↓↓↓

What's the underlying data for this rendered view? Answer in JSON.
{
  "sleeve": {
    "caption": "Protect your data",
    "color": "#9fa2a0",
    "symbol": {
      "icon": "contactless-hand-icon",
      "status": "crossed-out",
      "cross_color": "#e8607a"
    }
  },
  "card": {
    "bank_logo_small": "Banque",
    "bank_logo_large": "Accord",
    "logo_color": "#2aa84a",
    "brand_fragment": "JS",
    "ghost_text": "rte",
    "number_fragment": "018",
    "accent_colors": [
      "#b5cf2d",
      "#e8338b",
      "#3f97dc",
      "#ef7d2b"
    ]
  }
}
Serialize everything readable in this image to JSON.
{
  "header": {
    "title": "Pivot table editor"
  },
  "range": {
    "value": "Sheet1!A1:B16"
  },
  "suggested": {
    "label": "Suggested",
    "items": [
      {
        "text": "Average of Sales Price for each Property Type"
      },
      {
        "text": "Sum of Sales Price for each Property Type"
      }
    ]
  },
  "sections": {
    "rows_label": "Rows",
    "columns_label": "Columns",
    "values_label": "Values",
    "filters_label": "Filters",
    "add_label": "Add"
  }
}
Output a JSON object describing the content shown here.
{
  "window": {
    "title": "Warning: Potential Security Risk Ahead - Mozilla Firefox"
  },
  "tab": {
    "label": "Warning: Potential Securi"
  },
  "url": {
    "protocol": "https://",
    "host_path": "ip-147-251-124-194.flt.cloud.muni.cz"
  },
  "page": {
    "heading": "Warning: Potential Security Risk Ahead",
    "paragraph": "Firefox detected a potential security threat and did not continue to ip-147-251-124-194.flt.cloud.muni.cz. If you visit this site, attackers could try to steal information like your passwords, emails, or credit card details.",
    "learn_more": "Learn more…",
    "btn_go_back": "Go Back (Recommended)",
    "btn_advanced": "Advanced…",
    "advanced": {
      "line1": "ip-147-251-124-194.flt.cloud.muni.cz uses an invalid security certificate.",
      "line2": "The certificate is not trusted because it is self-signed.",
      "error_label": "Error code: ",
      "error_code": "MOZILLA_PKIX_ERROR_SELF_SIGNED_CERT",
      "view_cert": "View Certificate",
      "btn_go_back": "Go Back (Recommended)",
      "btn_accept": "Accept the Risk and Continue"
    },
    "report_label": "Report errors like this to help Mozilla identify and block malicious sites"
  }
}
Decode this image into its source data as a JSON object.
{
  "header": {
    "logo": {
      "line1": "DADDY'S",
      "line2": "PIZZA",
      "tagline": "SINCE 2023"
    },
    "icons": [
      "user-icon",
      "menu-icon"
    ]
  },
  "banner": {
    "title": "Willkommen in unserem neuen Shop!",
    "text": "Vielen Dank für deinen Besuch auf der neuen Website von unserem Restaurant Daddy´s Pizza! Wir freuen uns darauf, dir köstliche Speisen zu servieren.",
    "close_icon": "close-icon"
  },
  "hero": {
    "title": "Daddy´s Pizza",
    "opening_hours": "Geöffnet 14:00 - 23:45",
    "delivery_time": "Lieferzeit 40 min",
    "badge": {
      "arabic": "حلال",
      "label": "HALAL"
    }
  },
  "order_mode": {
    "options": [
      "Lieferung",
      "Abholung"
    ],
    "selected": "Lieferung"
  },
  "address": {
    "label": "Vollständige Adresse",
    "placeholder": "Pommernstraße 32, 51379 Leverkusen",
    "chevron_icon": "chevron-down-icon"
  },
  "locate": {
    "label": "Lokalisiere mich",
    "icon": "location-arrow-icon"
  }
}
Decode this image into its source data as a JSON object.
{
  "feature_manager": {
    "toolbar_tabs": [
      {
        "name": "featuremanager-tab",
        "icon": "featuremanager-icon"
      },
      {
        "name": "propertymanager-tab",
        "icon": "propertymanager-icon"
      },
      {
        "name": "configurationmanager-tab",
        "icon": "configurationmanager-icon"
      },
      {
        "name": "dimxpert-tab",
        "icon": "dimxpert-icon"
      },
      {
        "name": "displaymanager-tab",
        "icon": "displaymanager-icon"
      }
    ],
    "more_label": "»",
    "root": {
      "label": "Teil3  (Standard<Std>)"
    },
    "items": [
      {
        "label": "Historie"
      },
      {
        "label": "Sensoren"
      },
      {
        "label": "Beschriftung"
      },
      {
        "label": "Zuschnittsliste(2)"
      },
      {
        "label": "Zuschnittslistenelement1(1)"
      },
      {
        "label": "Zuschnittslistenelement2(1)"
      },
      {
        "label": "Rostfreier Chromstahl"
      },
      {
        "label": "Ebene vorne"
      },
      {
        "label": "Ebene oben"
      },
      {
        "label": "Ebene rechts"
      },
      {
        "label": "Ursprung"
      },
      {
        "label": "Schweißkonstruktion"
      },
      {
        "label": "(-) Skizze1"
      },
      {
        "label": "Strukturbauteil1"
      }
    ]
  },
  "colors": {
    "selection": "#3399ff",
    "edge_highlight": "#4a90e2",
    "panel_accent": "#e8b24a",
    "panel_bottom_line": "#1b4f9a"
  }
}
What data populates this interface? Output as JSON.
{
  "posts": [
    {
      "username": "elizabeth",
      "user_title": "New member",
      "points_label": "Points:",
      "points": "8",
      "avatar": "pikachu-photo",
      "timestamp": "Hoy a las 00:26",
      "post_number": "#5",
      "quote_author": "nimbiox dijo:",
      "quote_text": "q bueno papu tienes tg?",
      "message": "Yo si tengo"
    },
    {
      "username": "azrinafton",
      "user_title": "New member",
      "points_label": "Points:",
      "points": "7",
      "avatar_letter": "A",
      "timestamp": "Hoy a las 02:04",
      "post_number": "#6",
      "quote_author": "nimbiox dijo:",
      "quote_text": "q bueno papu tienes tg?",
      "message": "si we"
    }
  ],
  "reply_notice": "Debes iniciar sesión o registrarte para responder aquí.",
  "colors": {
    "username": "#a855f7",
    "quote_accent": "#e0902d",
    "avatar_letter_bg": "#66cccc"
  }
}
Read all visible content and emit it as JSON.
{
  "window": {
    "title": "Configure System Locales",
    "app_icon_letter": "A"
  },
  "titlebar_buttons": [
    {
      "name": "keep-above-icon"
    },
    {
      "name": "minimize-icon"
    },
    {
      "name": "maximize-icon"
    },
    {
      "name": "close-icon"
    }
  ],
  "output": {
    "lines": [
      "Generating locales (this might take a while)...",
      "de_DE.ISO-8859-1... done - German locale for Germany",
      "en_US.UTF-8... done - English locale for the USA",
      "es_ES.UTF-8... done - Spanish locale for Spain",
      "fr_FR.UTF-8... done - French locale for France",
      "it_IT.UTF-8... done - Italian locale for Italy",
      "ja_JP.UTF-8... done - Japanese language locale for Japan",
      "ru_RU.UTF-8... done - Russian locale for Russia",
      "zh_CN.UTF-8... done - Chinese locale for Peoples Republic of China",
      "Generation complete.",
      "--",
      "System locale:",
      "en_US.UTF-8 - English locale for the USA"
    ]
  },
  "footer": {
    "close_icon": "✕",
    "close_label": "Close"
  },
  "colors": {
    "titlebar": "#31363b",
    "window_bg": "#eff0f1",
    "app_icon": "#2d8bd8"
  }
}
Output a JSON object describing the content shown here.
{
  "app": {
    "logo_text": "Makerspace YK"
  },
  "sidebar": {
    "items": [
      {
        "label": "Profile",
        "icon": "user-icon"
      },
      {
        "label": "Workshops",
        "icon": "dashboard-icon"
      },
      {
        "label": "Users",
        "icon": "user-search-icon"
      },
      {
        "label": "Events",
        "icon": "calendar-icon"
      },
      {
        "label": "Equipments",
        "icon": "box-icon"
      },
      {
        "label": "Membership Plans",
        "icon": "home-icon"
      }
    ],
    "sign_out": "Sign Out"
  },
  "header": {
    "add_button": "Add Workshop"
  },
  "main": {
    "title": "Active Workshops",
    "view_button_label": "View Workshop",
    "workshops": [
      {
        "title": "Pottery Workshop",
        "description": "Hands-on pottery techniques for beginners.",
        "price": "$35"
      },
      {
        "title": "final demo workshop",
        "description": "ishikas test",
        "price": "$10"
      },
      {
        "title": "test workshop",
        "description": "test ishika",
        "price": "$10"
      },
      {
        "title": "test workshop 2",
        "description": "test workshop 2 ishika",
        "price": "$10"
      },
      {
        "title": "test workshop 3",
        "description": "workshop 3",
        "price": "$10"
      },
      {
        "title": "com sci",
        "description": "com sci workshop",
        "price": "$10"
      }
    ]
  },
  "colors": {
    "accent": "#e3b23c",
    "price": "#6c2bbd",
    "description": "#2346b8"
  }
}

↑↑↑

### EXERCISE REQUIREMENTS:
Check each line of the records for "unserem" and copy the ones that contain it.

### WRITTEN REPLY:
    "title": "Willkommen in unserem neuen Shop!",
    "text": "Vielen Dank für deinen Besuch auf der neuen Website von unserem Restaurant Daddy´s Pizza! Wir freuen uns darauf, dir köstliche Speisen zu servieren.",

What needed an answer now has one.